▶ _Exercise details_: Reproduce the records below exactly as they appear, omitting any pictures they contain.

═══ Supplied data ═══

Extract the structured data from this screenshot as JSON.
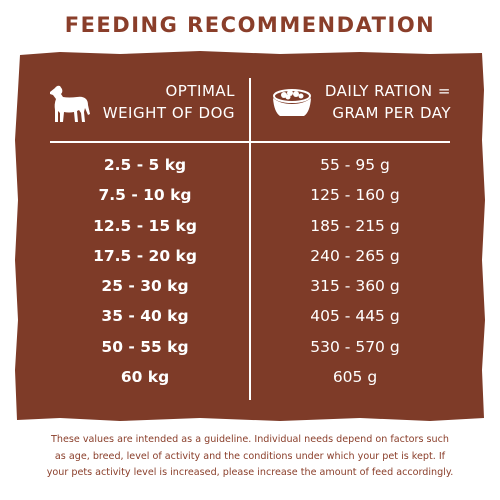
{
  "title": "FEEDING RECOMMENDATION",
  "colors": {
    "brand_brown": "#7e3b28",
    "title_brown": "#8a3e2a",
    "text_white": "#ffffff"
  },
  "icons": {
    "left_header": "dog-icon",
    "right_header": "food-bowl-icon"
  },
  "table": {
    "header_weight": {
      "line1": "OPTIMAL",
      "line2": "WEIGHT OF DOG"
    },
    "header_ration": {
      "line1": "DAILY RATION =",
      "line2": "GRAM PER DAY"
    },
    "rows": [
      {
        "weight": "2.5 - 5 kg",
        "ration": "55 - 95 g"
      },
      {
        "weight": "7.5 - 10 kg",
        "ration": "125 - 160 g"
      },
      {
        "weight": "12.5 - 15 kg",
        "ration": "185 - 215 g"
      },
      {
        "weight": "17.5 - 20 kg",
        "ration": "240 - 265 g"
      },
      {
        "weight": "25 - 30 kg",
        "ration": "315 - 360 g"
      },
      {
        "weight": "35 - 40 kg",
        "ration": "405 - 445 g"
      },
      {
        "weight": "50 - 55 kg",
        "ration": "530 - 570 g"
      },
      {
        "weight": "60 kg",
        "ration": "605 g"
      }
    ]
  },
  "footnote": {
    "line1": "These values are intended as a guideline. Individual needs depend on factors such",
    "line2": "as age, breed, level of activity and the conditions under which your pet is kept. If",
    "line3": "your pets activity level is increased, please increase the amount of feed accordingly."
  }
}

═══

▶ _Finished exercise_:
Extract the structured data from this screenshot as JSON.
{
  "title": "FEEDING RECOMMENDATION",
  "colors": {
    "brand_brown": "#7e3b28",
    "title_brown": "#8a3e2a",
    "text_white": "#ffffff"
  },
  "icons": {
    "left_header": "dog-icon",
    "right_header": "food-bowl-icon"
  },
  "table": {
    "header_weight": {
      "line1": "OPTIMAL",
      "line2": "WEIGHT OF DOG"
    },
    "header_ration": {
      "line1": "DAILY RATION =",
      "line2": "GRAM PER DAY"
    },
    "rows": [
      {
        "weight": "2.5 - 5 kg",
        "ration": "55 - 95 g"
      },
      {
        "weight": "7.5 - 10 kg",
        "ration": "125 - 160 g"
      },
      {
        "weight": "12.5 - 15 kg",
        "ration": "185 - 215 g"
      },
      {
        "weight": "17.5 - 20 kg",
        "ration": "240 - 265 g"
      },
      {
        "weight": "25 - 30 kg",
        "ration": "315 - 360 g"
      },
      {
        "weight": "35 - 40 kg",
        "ration": "405 - 445 g"
      },
      {
        "weight": "50 - 55 kg",
        "ration": "530 - 570 g"
      },
      {
        "weight": "60 kg",
        "ration": "605 g"
      }
    ]
  },
  "footnote": {
    "line1": "These values are intended as a guideline. Individual needs depend on factors such",
    "line2": "as age, breed, level of activity and the conditions under which your pet is kept. If",
    "line3": "your pets activity level is increased, please increase the amount of feed accordingly."
  }
}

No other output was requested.